> _EXERCISE_: For each line below that contains the string "ylabel", copy that line.

> _DATA RECORDS_:
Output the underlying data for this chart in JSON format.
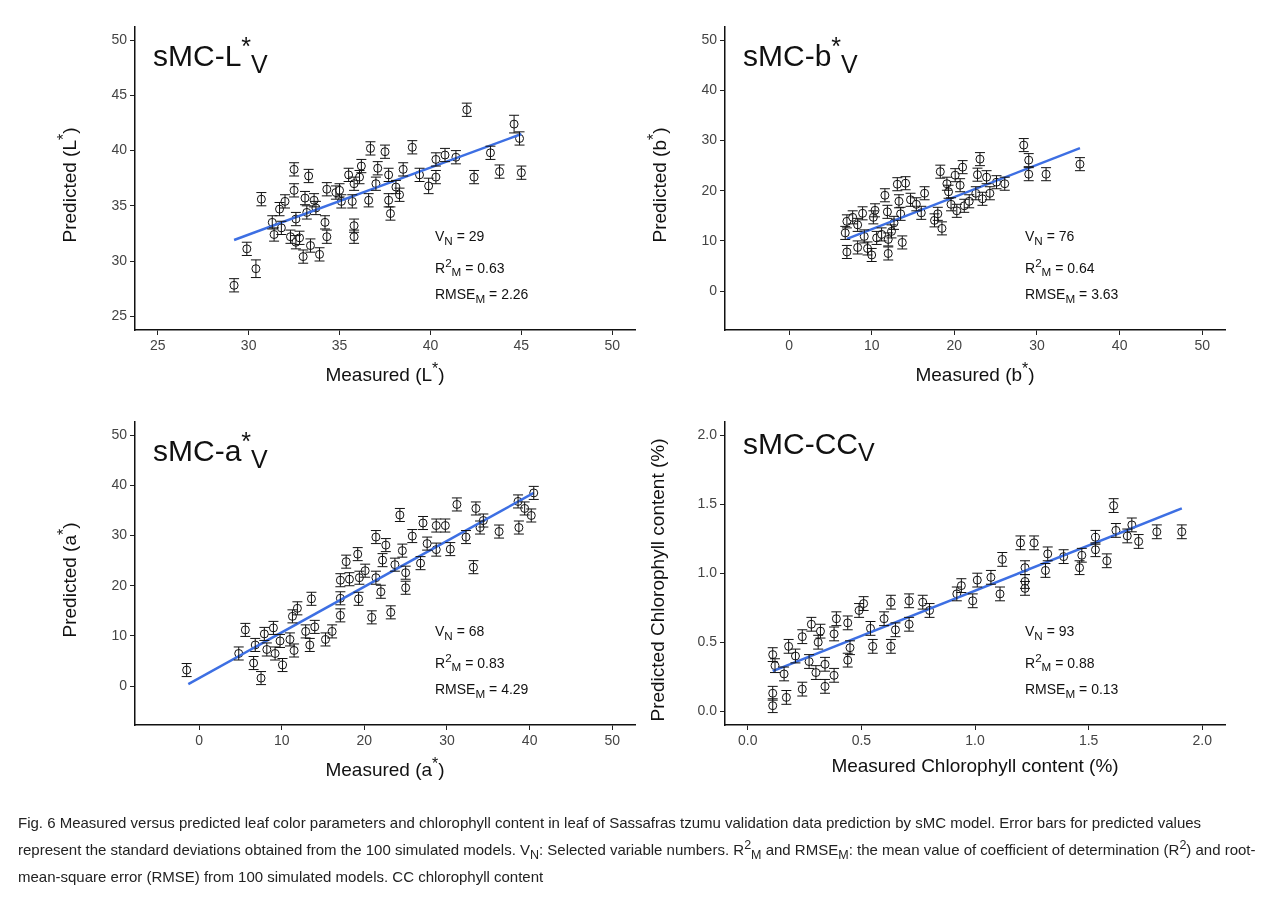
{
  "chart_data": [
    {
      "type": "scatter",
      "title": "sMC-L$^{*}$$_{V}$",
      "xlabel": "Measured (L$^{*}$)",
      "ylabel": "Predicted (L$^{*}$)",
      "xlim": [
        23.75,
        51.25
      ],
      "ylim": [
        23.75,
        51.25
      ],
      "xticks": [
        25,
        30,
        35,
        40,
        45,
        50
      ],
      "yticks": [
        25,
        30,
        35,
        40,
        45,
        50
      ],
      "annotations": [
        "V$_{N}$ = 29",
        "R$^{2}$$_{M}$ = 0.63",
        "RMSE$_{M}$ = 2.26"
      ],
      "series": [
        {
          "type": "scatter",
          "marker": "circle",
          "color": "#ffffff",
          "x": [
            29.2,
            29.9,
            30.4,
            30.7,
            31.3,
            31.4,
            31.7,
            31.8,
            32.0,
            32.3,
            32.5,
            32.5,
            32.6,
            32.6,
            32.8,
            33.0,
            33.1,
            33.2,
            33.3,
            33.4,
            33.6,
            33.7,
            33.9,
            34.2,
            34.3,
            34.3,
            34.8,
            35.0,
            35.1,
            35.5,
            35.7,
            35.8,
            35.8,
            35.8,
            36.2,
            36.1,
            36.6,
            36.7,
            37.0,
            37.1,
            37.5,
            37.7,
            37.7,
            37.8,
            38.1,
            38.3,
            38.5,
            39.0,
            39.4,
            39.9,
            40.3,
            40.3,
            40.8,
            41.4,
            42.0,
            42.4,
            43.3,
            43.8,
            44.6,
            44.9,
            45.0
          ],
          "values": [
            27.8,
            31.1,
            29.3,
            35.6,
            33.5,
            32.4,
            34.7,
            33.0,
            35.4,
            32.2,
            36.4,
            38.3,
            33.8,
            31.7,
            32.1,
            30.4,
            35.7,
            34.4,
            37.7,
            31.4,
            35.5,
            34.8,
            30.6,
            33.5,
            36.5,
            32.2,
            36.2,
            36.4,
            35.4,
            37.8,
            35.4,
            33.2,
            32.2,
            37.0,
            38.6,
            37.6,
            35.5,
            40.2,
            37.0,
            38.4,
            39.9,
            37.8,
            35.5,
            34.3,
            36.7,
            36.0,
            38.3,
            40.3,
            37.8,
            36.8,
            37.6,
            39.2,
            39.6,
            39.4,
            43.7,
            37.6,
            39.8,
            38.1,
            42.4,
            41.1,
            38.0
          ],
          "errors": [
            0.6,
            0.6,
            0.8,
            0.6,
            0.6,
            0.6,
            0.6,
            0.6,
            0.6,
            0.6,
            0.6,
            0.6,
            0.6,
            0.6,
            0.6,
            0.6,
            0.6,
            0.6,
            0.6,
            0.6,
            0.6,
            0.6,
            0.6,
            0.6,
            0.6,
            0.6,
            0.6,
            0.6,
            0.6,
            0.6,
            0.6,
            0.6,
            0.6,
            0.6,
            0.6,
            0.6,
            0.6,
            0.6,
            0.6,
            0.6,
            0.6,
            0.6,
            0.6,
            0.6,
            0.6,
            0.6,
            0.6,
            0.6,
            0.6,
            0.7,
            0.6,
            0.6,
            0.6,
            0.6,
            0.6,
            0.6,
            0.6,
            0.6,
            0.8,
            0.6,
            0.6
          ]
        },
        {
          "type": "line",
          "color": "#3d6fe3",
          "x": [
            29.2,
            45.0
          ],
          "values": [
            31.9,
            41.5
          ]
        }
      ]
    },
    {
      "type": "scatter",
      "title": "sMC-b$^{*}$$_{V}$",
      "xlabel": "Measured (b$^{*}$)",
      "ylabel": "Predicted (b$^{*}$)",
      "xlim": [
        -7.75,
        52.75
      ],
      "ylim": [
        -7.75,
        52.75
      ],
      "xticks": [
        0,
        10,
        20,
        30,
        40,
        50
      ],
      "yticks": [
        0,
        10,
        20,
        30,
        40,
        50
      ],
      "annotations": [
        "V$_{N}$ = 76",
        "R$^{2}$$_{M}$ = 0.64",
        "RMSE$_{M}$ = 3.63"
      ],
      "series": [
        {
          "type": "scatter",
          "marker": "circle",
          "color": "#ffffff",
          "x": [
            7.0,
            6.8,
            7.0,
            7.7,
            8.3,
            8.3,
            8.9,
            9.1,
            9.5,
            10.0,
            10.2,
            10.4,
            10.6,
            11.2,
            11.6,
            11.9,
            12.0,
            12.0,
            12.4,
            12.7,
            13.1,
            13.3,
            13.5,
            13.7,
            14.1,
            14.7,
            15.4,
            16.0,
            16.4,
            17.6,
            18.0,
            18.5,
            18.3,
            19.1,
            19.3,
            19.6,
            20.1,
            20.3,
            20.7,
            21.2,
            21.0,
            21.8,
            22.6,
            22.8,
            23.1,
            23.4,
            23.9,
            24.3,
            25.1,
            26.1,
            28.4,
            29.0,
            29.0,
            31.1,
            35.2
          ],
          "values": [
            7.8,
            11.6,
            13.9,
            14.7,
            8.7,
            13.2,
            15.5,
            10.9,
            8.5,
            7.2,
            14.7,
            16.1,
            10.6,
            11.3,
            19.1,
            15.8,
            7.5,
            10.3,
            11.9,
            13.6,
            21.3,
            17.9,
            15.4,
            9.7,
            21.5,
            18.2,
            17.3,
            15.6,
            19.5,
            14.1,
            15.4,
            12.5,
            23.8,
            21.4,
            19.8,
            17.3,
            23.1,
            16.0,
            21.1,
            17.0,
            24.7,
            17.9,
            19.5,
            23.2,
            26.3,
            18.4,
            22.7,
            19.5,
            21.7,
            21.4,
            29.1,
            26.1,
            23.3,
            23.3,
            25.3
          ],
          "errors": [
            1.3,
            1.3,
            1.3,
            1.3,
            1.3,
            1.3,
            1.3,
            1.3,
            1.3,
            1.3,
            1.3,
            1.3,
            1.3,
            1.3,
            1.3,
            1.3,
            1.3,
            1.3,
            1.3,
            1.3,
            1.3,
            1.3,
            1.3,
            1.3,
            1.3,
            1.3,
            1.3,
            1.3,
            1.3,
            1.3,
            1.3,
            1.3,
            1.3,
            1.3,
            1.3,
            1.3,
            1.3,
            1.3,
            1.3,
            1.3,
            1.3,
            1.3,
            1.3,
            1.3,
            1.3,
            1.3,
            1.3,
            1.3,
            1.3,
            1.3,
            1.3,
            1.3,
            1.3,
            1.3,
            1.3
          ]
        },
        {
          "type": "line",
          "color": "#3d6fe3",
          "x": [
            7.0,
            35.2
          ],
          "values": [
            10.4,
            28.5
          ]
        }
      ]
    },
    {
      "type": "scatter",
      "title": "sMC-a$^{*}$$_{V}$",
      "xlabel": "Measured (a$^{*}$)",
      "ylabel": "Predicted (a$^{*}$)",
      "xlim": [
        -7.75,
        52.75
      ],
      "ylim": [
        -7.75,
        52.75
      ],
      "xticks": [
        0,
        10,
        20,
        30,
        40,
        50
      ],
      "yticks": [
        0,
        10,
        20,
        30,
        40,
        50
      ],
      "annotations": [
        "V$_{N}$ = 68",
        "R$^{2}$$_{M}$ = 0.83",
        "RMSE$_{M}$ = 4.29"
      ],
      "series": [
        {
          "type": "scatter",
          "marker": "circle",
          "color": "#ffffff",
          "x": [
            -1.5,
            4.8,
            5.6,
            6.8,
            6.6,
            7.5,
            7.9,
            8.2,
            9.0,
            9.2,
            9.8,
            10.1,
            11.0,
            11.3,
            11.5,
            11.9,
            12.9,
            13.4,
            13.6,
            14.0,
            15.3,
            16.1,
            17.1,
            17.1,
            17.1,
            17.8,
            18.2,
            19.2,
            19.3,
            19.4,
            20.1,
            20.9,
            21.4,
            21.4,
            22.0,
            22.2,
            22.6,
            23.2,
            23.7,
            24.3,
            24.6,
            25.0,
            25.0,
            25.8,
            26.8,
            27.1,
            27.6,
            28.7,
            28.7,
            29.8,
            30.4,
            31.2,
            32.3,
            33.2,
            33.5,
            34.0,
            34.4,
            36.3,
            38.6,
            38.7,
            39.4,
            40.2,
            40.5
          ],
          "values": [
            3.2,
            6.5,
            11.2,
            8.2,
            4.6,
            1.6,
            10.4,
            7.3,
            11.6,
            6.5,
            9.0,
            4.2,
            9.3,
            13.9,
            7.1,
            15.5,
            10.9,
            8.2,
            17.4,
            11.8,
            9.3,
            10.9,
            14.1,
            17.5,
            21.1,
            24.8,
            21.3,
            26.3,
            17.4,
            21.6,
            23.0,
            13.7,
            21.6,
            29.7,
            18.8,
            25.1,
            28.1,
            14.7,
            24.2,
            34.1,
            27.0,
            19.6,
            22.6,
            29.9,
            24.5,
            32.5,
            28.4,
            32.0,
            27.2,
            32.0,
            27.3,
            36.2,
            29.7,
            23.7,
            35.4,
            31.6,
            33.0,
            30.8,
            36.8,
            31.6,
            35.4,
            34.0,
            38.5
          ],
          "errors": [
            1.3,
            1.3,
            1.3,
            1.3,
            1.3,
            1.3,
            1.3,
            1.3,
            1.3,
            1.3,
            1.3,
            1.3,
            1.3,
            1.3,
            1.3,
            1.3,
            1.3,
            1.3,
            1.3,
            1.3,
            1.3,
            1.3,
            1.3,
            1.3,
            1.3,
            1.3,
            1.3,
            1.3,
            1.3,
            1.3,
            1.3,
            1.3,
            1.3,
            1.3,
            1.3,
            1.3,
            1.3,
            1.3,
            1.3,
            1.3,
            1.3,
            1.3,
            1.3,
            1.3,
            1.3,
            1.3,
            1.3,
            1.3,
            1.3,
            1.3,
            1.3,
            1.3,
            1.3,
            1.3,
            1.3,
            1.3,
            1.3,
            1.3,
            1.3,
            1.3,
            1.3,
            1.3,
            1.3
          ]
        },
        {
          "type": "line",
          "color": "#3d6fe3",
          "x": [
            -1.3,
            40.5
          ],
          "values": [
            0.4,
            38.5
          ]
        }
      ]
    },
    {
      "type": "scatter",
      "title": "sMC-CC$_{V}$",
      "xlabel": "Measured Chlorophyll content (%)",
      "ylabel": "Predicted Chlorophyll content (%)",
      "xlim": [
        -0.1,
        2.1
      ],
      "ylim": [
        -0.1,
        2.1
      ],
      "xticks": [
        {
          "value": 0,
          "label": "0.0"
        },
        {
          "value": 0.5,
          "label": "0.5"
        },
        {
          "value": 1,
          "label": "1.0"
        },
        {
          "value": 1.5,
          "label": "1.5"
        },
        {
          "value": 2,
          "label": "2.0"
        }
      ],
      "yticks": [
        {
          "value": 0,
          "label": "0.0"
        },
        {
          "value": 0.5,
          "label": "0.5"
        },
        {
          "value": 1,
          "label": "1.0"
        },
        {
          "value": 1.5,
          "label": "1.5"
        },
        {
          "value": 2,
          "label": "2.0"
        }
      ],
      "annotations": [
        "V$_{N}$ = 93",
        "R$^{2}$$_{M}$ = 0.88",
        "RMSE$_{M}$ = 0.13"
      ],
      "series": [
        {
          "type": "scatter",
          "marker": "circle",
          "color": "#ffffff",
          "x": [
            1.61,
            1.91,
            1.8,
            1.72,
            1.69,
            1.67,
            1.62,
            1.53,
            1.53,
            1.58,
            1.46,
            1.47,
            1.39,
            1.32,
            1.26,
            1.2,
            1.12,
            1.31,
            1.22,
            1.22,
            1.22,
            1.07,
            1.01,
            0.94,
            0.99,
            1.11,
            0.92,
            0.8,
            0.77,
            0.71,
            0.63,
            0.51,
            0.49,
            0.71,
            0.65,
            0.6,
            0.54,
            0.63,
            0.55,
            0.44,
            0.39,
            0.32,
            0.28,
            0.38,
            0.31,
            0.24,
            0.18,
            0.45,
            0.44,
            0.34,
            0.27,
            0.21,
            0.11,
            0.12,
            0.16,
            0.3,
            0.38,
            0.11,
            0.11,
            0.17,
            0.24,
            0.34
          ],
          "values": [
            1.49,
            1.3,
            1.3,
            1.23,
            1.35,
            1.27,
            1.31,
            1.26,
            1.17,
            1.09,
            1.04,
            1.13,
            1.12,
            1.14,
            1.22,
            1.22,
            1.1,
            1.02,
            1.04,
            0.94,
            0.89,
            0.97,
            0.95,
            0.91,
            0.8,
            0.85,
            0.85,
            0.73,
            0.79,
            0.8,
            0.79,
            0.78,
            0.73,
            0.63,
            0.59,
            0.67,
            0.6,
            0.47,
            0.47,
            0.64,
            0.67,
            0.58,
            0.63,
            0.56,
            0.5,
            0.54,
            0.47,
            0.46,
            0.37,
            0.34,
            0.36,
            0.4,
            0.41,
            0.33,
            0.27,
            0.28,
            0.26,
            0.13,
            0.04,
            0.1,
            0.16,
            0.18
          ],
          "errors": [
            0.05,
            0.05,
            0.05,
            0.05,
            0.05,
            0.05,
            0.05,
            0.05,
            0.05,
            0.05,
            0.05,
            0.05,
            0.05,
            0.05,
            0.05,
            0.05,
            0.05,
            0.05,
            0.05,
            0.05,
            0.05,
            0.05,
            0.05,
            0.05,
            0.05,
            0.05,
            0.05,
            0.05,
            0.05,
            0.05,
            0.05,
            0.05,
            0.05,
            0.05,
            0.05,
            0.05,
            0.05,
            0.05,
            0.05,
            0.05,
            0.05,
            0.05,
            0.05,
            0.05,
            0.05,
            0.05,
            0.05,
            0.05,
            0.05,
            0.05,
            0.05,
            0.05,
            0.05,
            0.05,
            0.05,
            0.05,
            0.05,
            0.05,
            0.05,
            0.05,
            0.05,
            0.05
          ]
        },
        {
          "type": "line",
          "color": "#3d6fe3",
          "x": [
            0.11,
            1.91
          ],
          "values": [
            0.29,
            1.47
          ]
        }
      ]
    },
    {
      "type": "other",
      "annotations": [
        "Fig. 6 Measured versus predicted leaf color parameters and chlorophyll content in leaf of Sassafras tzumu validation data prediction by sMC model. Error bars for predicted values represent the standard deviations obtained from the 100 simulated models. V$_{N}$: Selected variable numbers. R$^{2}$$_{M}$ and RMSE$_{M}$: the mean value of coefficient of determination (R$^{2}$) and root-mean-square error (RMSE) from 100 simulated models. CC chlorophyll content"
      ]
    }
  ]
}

> _RESULT OF THE TASK_:
      "ylabel": "Predicted (L$^{*}$)",
      "ylabel": "Predicted (b$^{*}$)",
      "ylabel": "Predicted (a$^{*}$)",
      "ylabel": "Predicted Chlorophyll content (%)",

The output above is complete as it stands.